_TO DO:_ Reproduce the listing below word for word, with no pictures.

[INFORMATION SUPPLIED start]

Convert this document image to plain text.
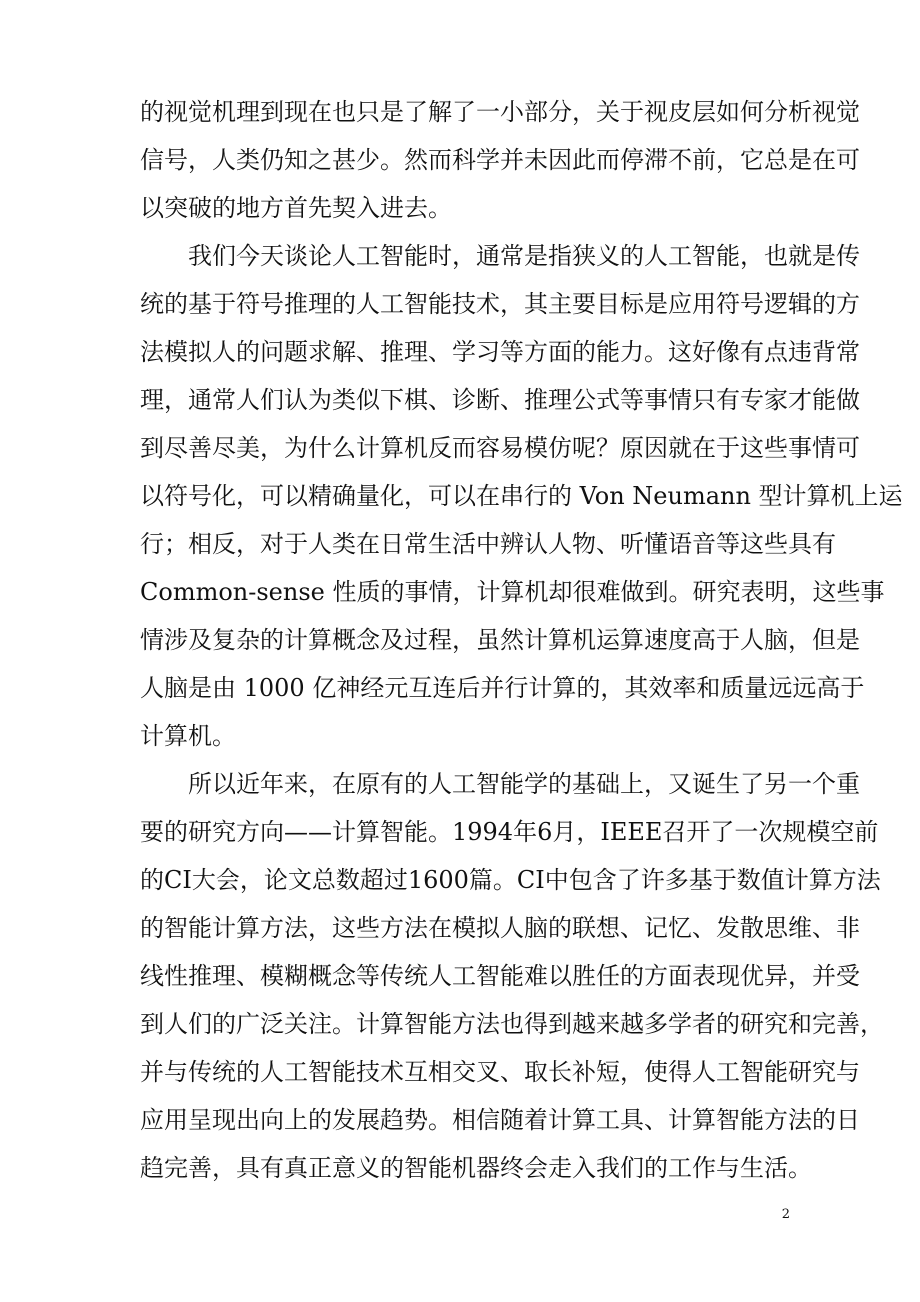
的视觉机理到现在也只是了解了一小部分，关于视皮层如何分析视觉
信号，人类仍知之甚少。然而科学并未因此而停滞不前，它总是在可
以突破的地方首先契入进去。
我们今天谈论人工智能时，通常是指狭义的人工智能，也就是传
统的基于符号推理的人工智能技术，其主要目标是应用符号逻辑的方
法模拟人的问题求解、推理、学习等方面的能力。这好像有点违背常
理，通常人们认为类似下棋、诊断、推理公式等事情只有专家才能做
到尽善尽美，为什么计算机反而容易模仿呢？原因就在于这些事情可
以符号化，可以精确量化，可以在串行的 Von Neumann 型计算机上运
行；相反，对于人类在日常生活中辨认人物、听懂语音等这些具有
Common-sense 性质的事情，计算机却很难做到。研究表明，这些事
情涉及复杂的计算概念及过程，虽然计算机运算速度高于人脑，但是
人脑是由 1000 亿神经元互连后并行计算的，其效率和质量远远高于
计算机。
所以近年来，在原有的人工智能学的基础上，又诞生了另一个重
要的研究方向——计算智能。1994年6月，IEEE召开了一次规模空前
的CI大会，论文总数超过1600篇。CI中包含了许多基于数值计算方法
的智能计算方法，这些方法在模拟人脑的联想、记忆、发散思维、非
线性推理、模糊概念等传统人工智能难以胜任的方面表现优异，并受
到人们的广泛关注。计算智能方法也得到越来越多学者的研究和完善，
并与传统的人工智能技术互相交叉、取长补短，使得人工智能研究与
应用呈现出向上的发展趋势。相信随着计算工具、计算智能方法的日
趋完善，具有真正意义的智能机器终会走入我们的工作与生活。
2
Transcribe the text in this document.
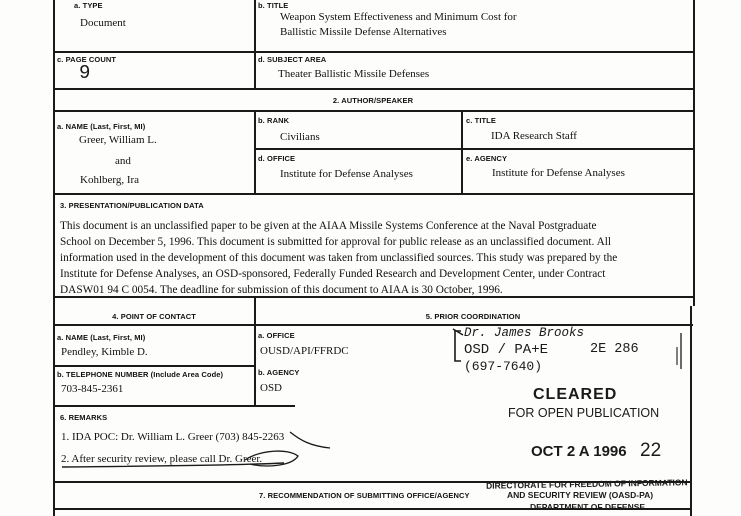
a. TYPE
Document
b. TITLE
Weapon System Effectiveness and Minimum Cost for
Ballistic Missile Defense Alternatives
c. PAGE COUNT
9
d. SUBJECT AREA
Theater Ballistic Missile Defenses
2. AUTHOR/SPEAKER
a. NAME (Last, First, MI)
Greer, William L.
and
Kohlberg, Ira
b. RANK
Civilians
c. TITLE
IDA Research Staff
d. OFFICE
Institute for Defense Analyses
e. AGENCY
Institute for Defense Analyses
3. PRESENTATION/PUBLICATION DATA
This document is an unclassified paper to be given at the AIAA Missile Systems Conference at the Naval Postgraduate
School on December 5, 1996. This document is submitted for approval for public release as an unclassified document. All
information used in the development of this document was taken from unclassified sources. This study was prepared by the
Institute for Defense Analyses, an OSD-sponsored, Federally Funded Research and Development Center, under Contract
DASW01 94 C 0054. The deadline for submission of this document to AIAA is 30 October, 1996.
4. POINT OF CONTACT
a. NAME (Last, First, MI)
Pendley, Kimble D.
a. OFFICE
OUSD/API/FFRDC
b. TELEPHONE NUMBER (Include Area Code)
703-845-2361
b. AGENCY
OSD
5. PRIOR COORDINATION
Dr. James Brooks
OSD / PA+E	2E 286
(697-7640)
6. REMARKS
1. IDA POC: Dr. William L. Greer (703) 845-2263
2. After security review, please call Dr. Greer.
CLEARED
FOR OPEN PUBLICATION
OCT 2 A 1996 22
DIRECTORATE FOR FREEDOM OF INFORMATION
AND SECURITY REVIEW (OASD-PA)
DEPARTMENT OF DEFENSE
7. RECOMMENDATION OF SUBMITTING OFFICE/AGENCY
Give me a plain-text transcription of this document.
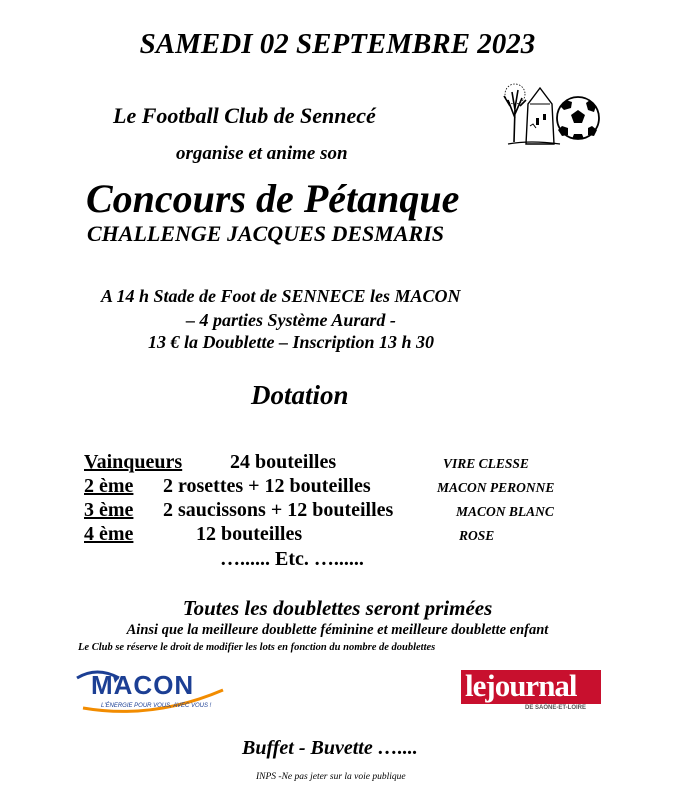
SAMEDI 02 SEPTEMBRE 2023
Le Football Club de Sennecé
organise et anime son
Concours de Pétanque
CHALLENGE JACQUES DESMARIS
A 14 h Stade de Foot de SENNECE les MACON
– 4 parties Système Aurard -
13 € la Doublette – Inscription 13 h 30
Dotation
Vainqueurs 24 bouteilles	VIRE CLESSE
2 ème 2 rosettes + 12 bouteilles	MACON PERONNE
3 ème 2 saucissons + 12 bouteilles	MACON BLANC
4 ème	12 bouteilles	ROSE
…...... Etc. …......
Toutes les doublettes seront primées
Ainsi que la meilleure doublette féminine et meilleure doublette enfant
Le Club se réserve le droit de modifier les lots en fonction du nombre de doublettes
MACON
L'ÉNERGIE POUR VOUS, AVEC VOUS !
lejournal
DE SAÔNE-ET-LOIRE
Buffet - Buvette …....
INPS -Ne pas jeter sur la voie publique
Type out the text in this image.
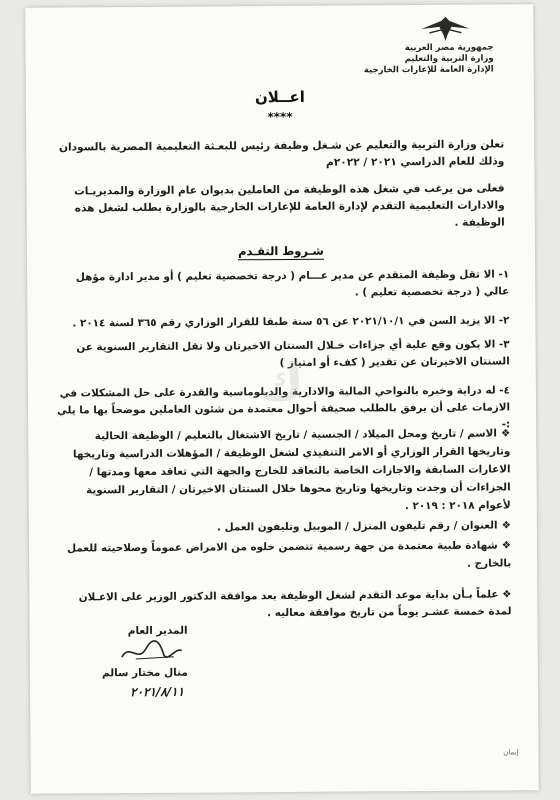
جمهورية مصر العربية
وزارة التربية والتعليم
الإدارة العامة للإعارات الخارجية
اعــلان
****
تعلن وزارة التربية والتعليم عن شـغل وظيفة رئيس للبعـثة التعليمية المصرية بالسودان وذلك للعام الدراسي ٢٠٢١ / ٢٠٢٢م
فعلى من يرغب في شغل هذه الوظيفة من العاملين بديوان عام الوزارة والمديريـات والادارات التعليمية التقدم لإدارة العامة للإعارات الخارجية بالوزارة بطلب لشغل هذه الوظيفة .
شـروط التقـدم
١- الا تقل وظيفة المتقدم عن مدير عـــام ( درجة تخصصية تعليم ) أو مدير ادارة مؤهل عالي ( درجة تخصصية تعليم ) .
٢- الا يزيد السن في ٢٠٢١/١٠/١ عن ٥٦ سنة طبقا للقرار الوزاري رقم ٣٦٥ لسنة ٢٠١٤ .
٣- الا يكون وقع علية أي جزاءات خـلال السنتان الاخيرتان ولا تقل التقارير السنوية عن السنتان الاخيرتان عن تقدير ( كفء أو امتياز )
٤- له دراية وخبره بالنواحي المالية والادارية والدبلوماسية والقدرة على حل المشكلات في الازمات على أن يرفق بالطلب صحيفة أحوال معتمدة من شئون العاملين موضحاً بها ما يلي :-
ك
❖الاسم / تاريخ ومحل الميلاد / الجنسية / تاريخ الاشتغال بالتعليم / الوظيفة الحالية وتاريخها القرار الوزاري أو الامر التنفيذي لشغل الوظيفة / المؤهلات الدراسية وتاريخها الاعارات السابقة والاجازات الخاصة بالتعاقد للخارج والجهة التي تعاقد معها ومدتها / الجزاءات أن وجدت وتاريخها وتاريخ محوها خلال السنتان الاخيرتان / التقارير السنوية لأعوام ٢٠١٨ : ٢٠١٩ .
❖العنوان / رقم تليفون المنزل / الموبيل وتليفون العمل .
❖شهادة طبية معتمدة من جهة رسمية تتضمن خلوه من الامراض عموماً وصلاحيته للعمل بالخارج .
❖ علماً بـأن بداية موعد التقدم لشغل الوظيفة بعد موافقة الدكتور الوزير على الاعـلان
لمدة خمسة عشـر يوماً من تاريخ موافقة معاليه .
المدير العام
منال مختار سالم
٢٠٢١/٨/١١
إيمان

[INFORMATION SUPPLIED end]

_ANSWER TO THE TASK:_
Convert this document image to plain text.
的视觉机理到现在也只是了解了一小部分，关于视皮层如何分析视觉
信号，人类仍知之甚少。然而科学并未因此而停滞不前，它总是在可
以突破的地方首先契入进去。
我们今天谈论人工智能时，通常是指狭义的人工智能，也就是传
统的基于符号推理的人工智能技术，其主要目标是应用符号逻辑的方
法模拟人的问题求解、推理、学习等方面的能力。这好像有点违背常
理，通常人们认为类似下棋、诊断、推理公式等事情只有专家才能做
到尽善尽美，为什么计算机反而容易模仿呢？原因就在于这些事情可
以符号化，可以精确量化，可以在串行的 Von Neumann 型计算机上运
行；相反，对于人类在日常生活中辨认人物、听懂语音等这些具有
Common-sense 性质的事情，计算机却很难做到。研究表明，这些事
情涉及复杂的计算概念及过程，虽然计算机运算速度高于人脑，但是
人脑是由 1000 亿神经元互连后并行计算的，其效率和质量远远高于
计算机。
所以近年来，在原有的人工智能学的基础上，又诞生了另一个重
要的研究方向——计算智能。1994年6月，IEEE召开了一次规模空前
的CI大会，论文总数超过1600篇。CI中包含了许多基于数值计算方法
的智能计算方法，这些方法在模拟人脑的联想、记忆、发散思维、非
线性推理、模糊概念等传统人工智能难以胜任的方面表现优异，并受
到人们的广泛关注。计算智能方法也得到越来越多学者的研究和完善，
并与传统的人工智能技术互相交叉、取长补短，使得人工智能研究与
应用呈现出向上的发展趋势。相信随着计算工具、计算智能方法的日
趋完善，具有真正意义的智能机器终会走入我们的工作与生活。
2
Transcribe the text in this document.
a. TYPE
Document
b. TITLE
Weapon System Effectiveness and Minimum Cost for
Ballistic Missile Defense Alternatives
c. PAGE COUNT
9
d. SUBJECT AREA
Theater Ballistic Missile Defenses
2. AUTHOR/SPEAKER
a. NAME (Last, First, MI)
Greer, William L.
and
Kohlberg, Ira
b. RANK
Civilians
c. TITLE
IDA Research Staff
d. OFFICE
Institute for Defense Analyses
e. AGENCY
Institute for Defense Analyses
3. PRESENTATION/PUBLICATION DATA
This document is an unclassified paper to be given at the AIAA Missile Systems Conference at the Naval Postgraduate
School on December 5, 1996. This document is submitted for approval for public release as an unclassified document. All
information used in the development of this document was taken from unclassified sources. This study was prepared by the
Institute for Defense Analyses, an OSD-sponsored, Federally Funded Research and Development Center, under Contract
DASW01 94 C 0054. The deadline for submission of this document to AIAA is 30 October, 1996.
4. POINT OF CONTACT
a. NAME (Last, First, MI)
Pendley, Kimble D.
a. OFFICE
OUSD/API/FFRDC
b. TELEPHONE NUMBER (Include Area Code)
703-845-2361
b. AGENCY
OSD
5. PRIOR COORDINATION
Dr. James Brooks
OSD / PA+E	2E 286
(697-7640)
6. REMARKS
1. IDA POC: Dr. William L. Greer (703) 845-2263
2. After security review, please call Dr. Greer.
CLEARED
FOR OPEN PUBLICATION
OCT 2 A 1996 22
DIRECTORATE FOR FREEDOM OF INFORMATION
AND SECURITY REVIEW (OASD-PA)
DEPARTMENT OF DEFENSE
7. RECOMMENDATION OF SUBMITTING OFFICE/AGENCY
Give me a plain-text transcription of this document.
SAMEDI 02 SEPTEMBRE 2023
Le Football Club de Sennecé
organise et anime son
Concours de Pétanque
CHALLENGE JACQUES DESMARIS
A 14 h Stade de Foot de SENNECE les MACON
– 4 parties Système Aurard -
13 € la Doublette – Inscription 13 h 30
Dotation
Vainqueurs 24 bouteilles	VIRE CLESSE
2 ème 2 rosettes + 12 bouteilles	MACON PERONNE
3 ème 2 saucissons + 12 bouteilles	MACON BLANC
4 ème	12 bouteilles	ROSE
…...... Etc. …......
Toutes les doublettes seront primées
Ainsi que la meilleure doublette féminine et meilleure doublette enfant
Le Club se réserve le droit de modifier les lots en fonction du nombre de doublettes
MACON
L'ÉNERGIE POUR VOUS, AVEC VOUS !
lejournal
DE SAÔNE-ET-LOIRE
Buffet - Buvette …....
INPS -Ne pas jeter sur la voie publique
Type out the text in this image.
جمهورية مصر العربية
وزارة التربية والتعليم
الإدارة العامة للإعارات الخارجية
اعــلان
****
تعلن وزارة التربية والتعليم عن شـغل وظيفة رئيس للبعـثة التعليمية المصرية بالسودان وذلك للعام الدراسي ٢٠٢١ / ٢٠٢٢م
فعلى من يرغب في شغل هذه الوظيفة من العاملين بديوان عام الوزارة والمديريـات والادارات التعليمية التقدم لإدارة العامة للإعارات الخارجية بالوزارة بطلب لشغل هذه الوظيفة .
شـروط التقـدم
١- الا تقل وظيفة المتقدم عن مدير عـــام ( درجة تخصصية تعليم ) أو مدير ادارة مؤهل عالي ( درجة تخصصية تعليم ) .
٢- الا يزيد السن في ٢٠٢١/١٠/١ عن ٥٦ سنة طبقا للقرار الوزاري رقم ٣٦٥ لسنة ٢٠١٤ .
٣- الا يكون وقع علية أي جزاءات خـلال السنتان الاخيرتان ولا تقل التقارير السنوية عن السنتان الاخيرتان عن تقدير ( كفء أو امتياز )
٤- له دراية وخبره بالنواحي المالية والادارية والدبلوماسية والقدرة على حل المشكلات في الازمات على أن يرفق بالطلب صحيفة أحوال معتمدة من شئون العاملين موضحاً بها ما يلي :-
ك
❖الاسم / تاريخ ومحل الميلاد / الجنسية / تاريخ الاشتغال بالتعليم / الوظيفة الحالية وتاريخها القرار الوزاري أو الامر التنفيذي لشغل الوظيفة / المؤهلات الدراسية وتاريخها الاعارات السابقة والاجازات الخاصة بالتعاقد للخارج والجهة التي تعاقد معها ومدتها / الجزاءات أن وجدت وتاريخها وتاريخ محوها خلال السنتان الاخيرتان / التقارير السنوية لأعوام ٢٠١٨ : ٢٠١٩ .
❖العنوان / رقم تليفون المنزل / الموبيل وتليفون العمل .
❖شهادة طبية معتمدة من جهة رسمية تتضمن خلوه من الامراض عموماً وصلاحيته للعمل بالخارج .
❖ علماً بـأن بداية موعد التقدم لشغل الوظيفة بعد موافقة الدكتور الوزير على الاعـلان
لمدة خمسة عشـر يوماً من تاريخ موافقة معاليه .
المدير العام
منال مختار سالم
٢٠٢١/٨/١١
إيمان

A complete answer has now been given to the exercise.